• MATERIAL SHOWN

========================================================================

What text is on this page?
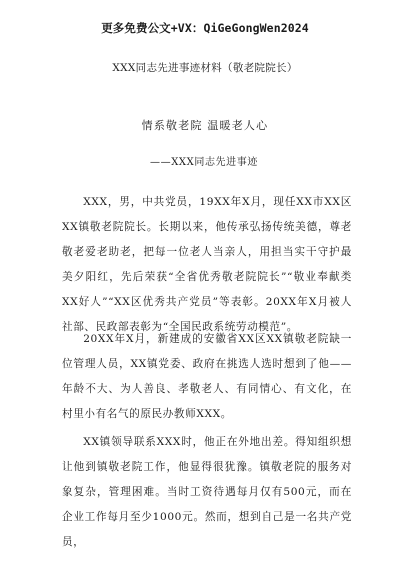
更多免费公文+VX：QiGeGongWen2024
XXX同志先进事迹材料（敬老院院长）
情系敬老院 温暖老人心
——XXX同志先进事迹

XXX，男，中共党员，19XX年X月，现任XX市XX区XX镇敬老院院长。长期以来，他传承弘扬传统美德，尊老敬老爱老助老，把每一位老人当亲人，用担当实干守护最美夕阳红，先后荣获“全省优秀敬老院院长”“敬业奉献类XX好人”“XX区优秀共产党员”等表彰。20XX年X月被人社部、民政部表彰为“全国民政系统劳动模范”。

20XX年X月，新建成的安徽省XX区XX镇敬老院缺一位管理人员，XX镇党委、政府在挑选人选时想到了他——年龄不大、为人善良、孝敬老人、有同情心、有文化，在村里小有名气的原民办教师XXX。

XX镇领导联系XXX时，他正在外地出差。得知组织想让他到镇敬老院工作，他显得很犹豫。镇敬老院的服务对象复杂，管理困难。当时工资待遇每月仅有500元，而在企业工作每月至少1000元。然而，想到自己是一名共产党员，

========================================================================

• TASK DESCRIPTION
Reproduce each line word for word and drop the pictures.

• ANSWER TO THIS EXERCISE
What text is on this page?
更多免费公文+VX：QiGeGongWen2024
XXX同志先进事迹材料（敬老院院长）
情系敬老院 温暖老人心
——XXX同志先进事迹

XXX，男，中共党员，19XX年X月，现任XX市XX区XX镇敬老院院长。长期以来，他传承弘扬传统美德，尊老敬老爱老助老，把每一位老人当亲人，用担当实干守护最美夕阳红，先后荣获“全省优秀敬老院院长”“敬业奉献类XX好人”“XX区优秀共产党员”等表彰。20XX年X月被人社部、民政部表彰为“全国民政系统劳动模范”。

20XX年X月，新建成的安徽省XX区XX镇敬老院缺一位管理人员，XX镇党委、政府在挑选人选时想到了他——年龄不大、为人善良、孝敬老人、有同情心、有文化，在村里小有名气的原民办教师XXX。

XX镇领导联系XXX时，他正在外地出差。得知组织想让他到镇敬老院工作，他显得很犹豫。镇敬老院的服务对象复杂，管理困难。当时工资待遇每月仅有500元，而在企业工作每月至少1000元。然而，想到自己是一名共产党员，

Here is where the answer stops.